(Task instructions)
Rewrite every line of the items below as a numbered list, leaving out any blank lines.

(Stored data entries)
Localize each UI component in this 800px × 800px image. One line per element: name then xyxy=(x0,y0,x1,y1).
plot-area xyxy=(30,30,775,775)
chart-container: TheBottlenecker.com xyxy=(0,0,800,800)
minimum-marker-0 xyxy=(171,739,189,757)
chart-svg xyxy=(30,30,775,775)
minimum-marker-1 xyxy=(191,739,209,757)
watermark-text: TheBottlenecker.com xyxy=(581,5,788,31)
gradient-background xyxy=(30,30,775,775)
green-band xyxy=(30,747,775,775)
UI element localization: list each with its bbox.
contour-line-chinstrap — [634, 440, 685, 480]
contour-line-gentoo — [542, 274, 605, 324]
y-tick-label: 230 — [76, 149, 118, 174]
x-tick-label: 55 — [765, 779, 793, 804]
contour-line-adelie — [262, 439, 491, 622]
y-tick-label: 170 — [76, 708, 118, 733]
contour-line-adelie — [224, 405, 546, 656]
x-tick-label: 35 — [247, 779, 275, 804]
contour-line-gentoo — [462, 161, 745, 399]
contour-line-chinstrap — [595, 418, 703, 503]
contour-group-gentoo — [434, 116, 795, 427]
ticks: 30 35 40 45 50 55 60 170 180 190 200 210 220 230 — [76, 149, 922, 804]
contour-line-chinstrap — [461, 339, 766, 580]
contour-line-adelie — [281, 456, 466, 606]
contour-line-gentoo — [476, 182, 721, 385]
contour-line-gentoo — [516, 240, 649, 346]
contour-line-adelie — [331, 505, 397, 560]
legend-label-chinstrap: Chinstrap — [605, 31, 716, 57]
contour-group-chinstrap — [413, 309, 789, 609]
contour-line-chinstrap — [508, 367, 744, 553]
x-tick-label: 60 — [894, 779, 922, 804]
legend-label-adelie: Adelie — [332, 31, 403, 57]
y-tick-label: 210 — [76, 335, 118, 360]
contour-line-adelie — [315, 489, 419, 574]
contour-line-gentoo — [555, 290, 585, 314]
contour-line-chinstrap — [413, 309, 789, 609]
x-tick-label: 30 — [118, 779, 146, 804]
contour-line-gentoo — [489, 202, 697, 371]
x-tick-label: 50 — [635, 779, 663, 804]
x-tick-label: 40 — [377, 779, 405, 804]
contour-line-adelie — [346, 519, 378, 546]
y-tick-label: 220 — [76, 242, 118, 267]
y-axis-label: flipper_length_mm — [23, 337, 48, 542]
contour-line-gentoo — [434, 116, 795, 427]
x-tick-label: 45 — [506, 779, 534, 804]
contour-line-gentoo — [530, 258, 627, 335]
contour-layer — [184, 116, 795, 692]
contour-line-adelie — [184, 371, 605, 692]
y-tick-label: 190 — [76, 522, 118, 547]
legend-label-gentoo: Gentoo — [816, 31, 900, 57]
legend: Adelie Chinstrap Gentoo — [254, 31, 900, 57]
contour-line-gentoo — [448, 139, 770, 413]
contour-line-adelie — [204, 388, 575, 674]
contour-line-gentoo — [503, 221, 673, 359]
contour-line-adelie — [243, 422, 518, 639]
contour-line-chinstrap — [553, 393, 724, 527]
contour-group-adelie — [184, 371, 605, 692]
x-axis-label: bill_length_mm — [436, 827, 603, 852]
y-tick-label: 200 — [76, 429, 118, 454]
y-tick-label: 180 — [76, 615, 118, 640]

(Result of this exercise)
1. Localize each UI component in this 800px × 800px image. One line per element: name then xyxy=(x0,y0,x1,y1).
2. plot-area xyxy=(30,30,775,775)
3. chart-container: TheBottlenecker.com xyxy=(0,0,800,800)
4. minimum-marker-0 xyxy=(171,739,189,757)
5. chart-svg xyxy=(30,30,775,775)
6. minimum-marker-1 xyxy=(191,739,209,757)
7. watermark-text: TheBottlenecker.com xyxy=(581,5,788,31)
8. gradient-background xyxy=(30,30,775,775)
9. green-band xyxy=(30,747,775,775)
10. UI element localization: list each with its bbox.
11. contour-line-chinstrap — [634, 440, 685, 480]
12. contour-line-gentoo — [542, 274, 605, 324]
13. y-tick-label: 230 — [76, 149, 118, 174]
14. x-tick-label: 55 — [765, 779, 793, 804]
15. contour-line-adelie — [262, 439, 491, 622]
16. y-tick-label: 170 — [76, 708, 118, 733]
17. contour-line-adelie — [224, 405, 546, 656]
18. x-tick-label: 35 — [247, 779, 275, 804]
19. contour-line-gentoo — [462, 161, 745, 399]
20. contour-line-chinstrap — [595, 418, 703, 503]
21. contour-group-gentoo — [434, 116, 795, 427]
22. ticks: 30 35 40 45 50 55 60 170 180 190 200 210 220 230 — [76, 149, 922, 804]
23. contour-line-chinstrap — [461, 339, 766, 580]
24. contour-line-adelie — [281, 456, 466, 606]
25. contour-line-gentoo — [476, 182, 721, 385]
26. contour-line-gentoo — [516, 240, 649, 346]
27. contour-line-adelie — [331, 505, 397, 560]
28. legend-label-chinstrap: Chinstrap — [605, 31, 716, 57]
29. contour-group-chinstrap — [413, 309, 789, 609]
30. contour-line-chinstrap — [508, 367, 744, 553]
31. x-tick-label: 60 — [894, 779, 922, 804]
32. legend-label-adelie: Adelie — [332, 31, 403, 57]
33. y-tick-label: 210 — [76, 335, 118, 360]
34. contour-line-adelie — [315, 489, 419, 574]
35. contour-line-gentoo — [555, 290, 585, 314]
36. contour-line-chinstrap — [413, 309, 789, 609]
37. x-tick-label: 30 — [118, 779, 146, 804]
38. contour-line-gentoo — [489, 202, 697, 371]
39. x-tick-label: 50 — [635, 779, 663, 804]
40. x-tick-label: 40 — [377, 779, 405, 804]
41. contour-line-adelie — [346, 519, 378, 546]
42. y-tick-label: 220 — [76, 242, 118, 267]
43. y-axis-label: flipper_length_mm — [23, 337, 48, 542]
44. contour-line-gentoo — [434, 116, 795, 427]
45. x-tick-label: 45 — [506, 779, 534, 804]
46. contour-line-gentoo — [530, 258, 627, 335]
47. contour-layer — [184, 116, 795, 692]
48. contour-line-adelie — [184, 371, 605, 692]
49. y-tick-label: 190 — [76, 522, 118, 547]
50. legend-label-gentoo: Gentoo — [816, 31, 900, 57]
51. legend: Adelie Chinstrap Gentoo — [254, 31, 900, 57]
52. contour-line-gentoo — [448, 139, 770, 413]
53. contour-line-adelie — [204, 388, 575, 674]
54. contour-line-gentoo — [503, 221, 673, 359]
55. contour-line-adelie — [243, 422, 518, 639]
56. contour-line-chinstrap — [553, 393, 724, 527]
57. contour-group-adelie — [184, 371, 605, 692]
58. x-axis-label: bill_length_mm — [436, 827, 603, 852]
59. y-tick-label: 200 — [76, 429, 118, 454]
60. y-tick-label: 180 — [76, 615, 118, 640]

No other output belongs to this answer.